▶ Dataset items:
= = = = = = =
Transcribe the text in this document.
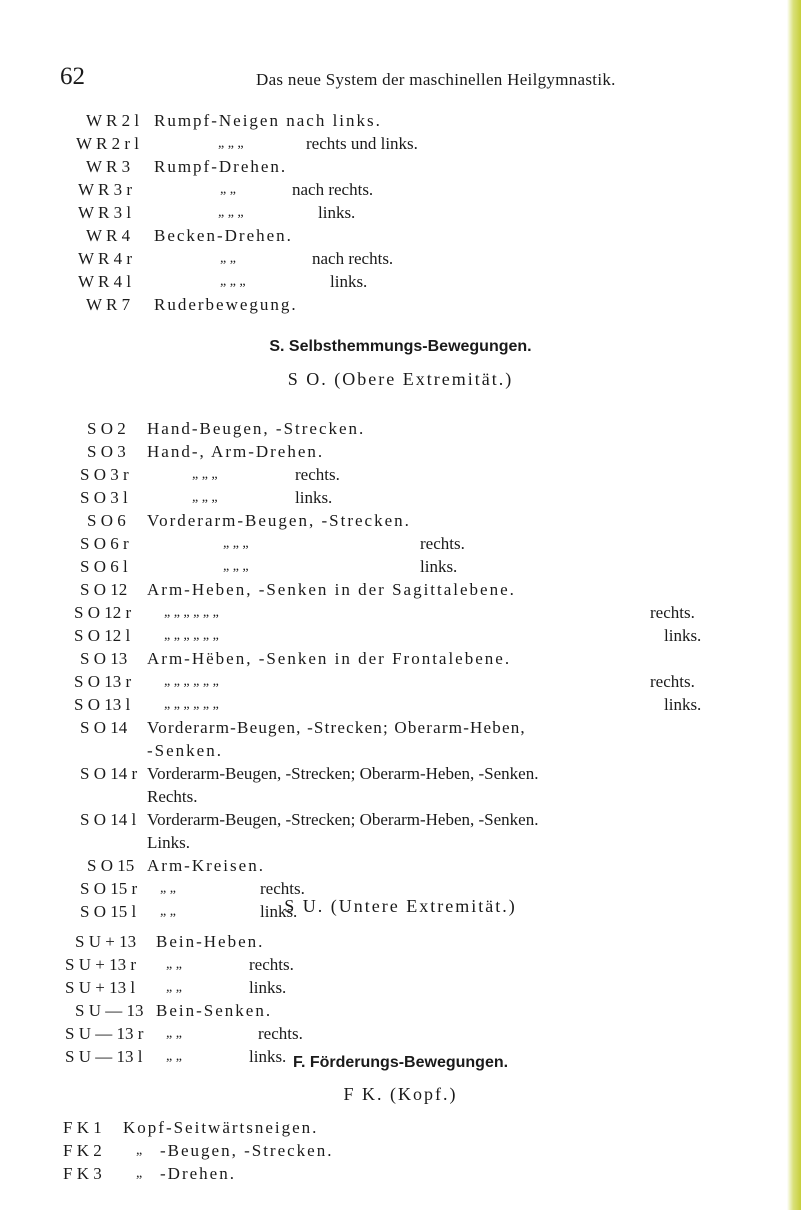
62	Das neue System der maschinellen Heilgymnastik.
W R 2 l Rumpf-Neigen nach links.
W R 2 r l	„ „ „	rechts und links.
W R 3 Rumpf-Drehen.
W R 3 r	„ „	nach rechts.
W R 3 l	„ „ „	links.
W R 4 Becken-Drehen.
W R 4 r	„ „	nach rechts.
W R 4 l	„ „ „	links.
W R 7 Ruderbewegung.
S. Selbsthemmungs-Bewegungen.
S O. (Obere Extremität.)
S O 2 Hand-Beugen, -Strecken.
S O 3 Hand-, Arm-Drehen.
S O 3 r	„ „ „	rechts.
S O 3 l	„ „ „	links.
S O 6 Vorderarm-Beugen, -Strecken.
S O 6 r	„ „ „	rechts.
S O 6 l	„ „ „	links.
S O 12 Arm-Heben, -Senken in der Sagittalebene.
S O 12 r „ „ „ „ „ „	rechts.
S O 12 l „ „ „ „ „ „	links.
S O 13 Arm-Hëben, -Senken in der Frontalebene.
S O 13 r „ „ „ „ „ „	rechts.
S O 13 l „ „ „ „ „ „	links.
S O 14 Vorderarm-Beugen, -Strecken; Oberarm-Heben,
-Senken.
S O 14 r Vorderarm-Beugen, -Strecken; Oberarm-Heben, -Senken.
Rechts.
S O 14 l Vorderarm-Beugen, -Strecken; Oberarm-Heben, -Senken.
Links.
S O 15 Arm-Kreisen.
S O 15 r „ „	rechts.
S O 15 l „ „	links.
S U. (Untere Extremität.)
S U + 13 Bein-Heben.
S U + 13 r „ „	rechts.
S U + 13 l „ „	links.
S U — 13 Bein-Senken.
S U — 13 r „ „	rechts.
S U — 13 l „ „	links. F. Förderungs-Bewegungen.
F K. (Kopf.)
F K 1 Kopf-Seitwärtsneigen.
F K 2 „ -Beugen, -Strecken.
F K 3 „ -Drehen.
= = = = = = =
▶ THE REQUEST: Set down the material exactly, every line of it, except for the pictures.

▶ SOLUTION BELOW:
Transcribe the text in this document.
62	Das neue System der maschinellen Heilgymnastik.
W R 2 l Rumpf-Neigen nach links.
W R 2 r l	„ „ „	rechts und links.
W R 3 Rumpf-Drehen.
W R 3 r	„ „	nach rechts.
W R 3 l	„ „ „	links.
W R 4 Becken-Drehen.
W R 4 r	„ „	nach rechts.
W R 4 l	„ „ „	links.
W R 7 Ruderbewegung.
S. Selbsthemmungs-Bewegungen.
S O. (Obere Extremität.)
S O 2 Hand-Beugen, -Strecken.
S O 3 Hand-, Arm-Drehen.
S O 3 r	„ „ „	rechts.
S O 3 l	„ „ „	links.
S O 6 Vorderarm-Beugen, -Strecken.
S O 6 r	„ „ „	rechts.
S O 6 l	„ „ „	links.
S O 12 Arm-Heben, -Senken in der Sagittalebene.
S O 12 r „ „ „ „ „ „	rechts.
S O 12 l „ „ „ „ „ „	links.
S O 13 Arm-Hëben, -Senken in der Frontalebene.
S O 13 r „ „ „ „ „ „	rechts.
S O 13 l „ „ „ „ „ „	links.
S O 14 Vorderarm-Beugen, -Strecken; Oberarm-Heben,
-Senken.
S O 14 r Vorderarm-Beugen, -Strecken; Oberarm-Heben, -Senken.
Rechts.
S O 14 l Vorderarm-Beugen, -Strecken; Oberarm-Heben, -Senken.
Links.
S O 15 Arm-Kreisen.
S O 15 r „ „	rechts.
S O 15 l „ „	links.
S U. (Untere Extremität.)
S U + 13 Bein-Heben.
S U + 13 r „ „	rechts.
S U + 13 l „ „	links.
S U — 13 Bein-Senken.
S U — 13 r „ „	rechts.
S U — 13 l „ „	links. F. Förderungs-Bewegungen.
F K. (Kopf.)
F K 1 Kopf-Seitwärtsneigen.
F K 2 „ -Beugen, -Strecken.
F K 3 „ -Drehen.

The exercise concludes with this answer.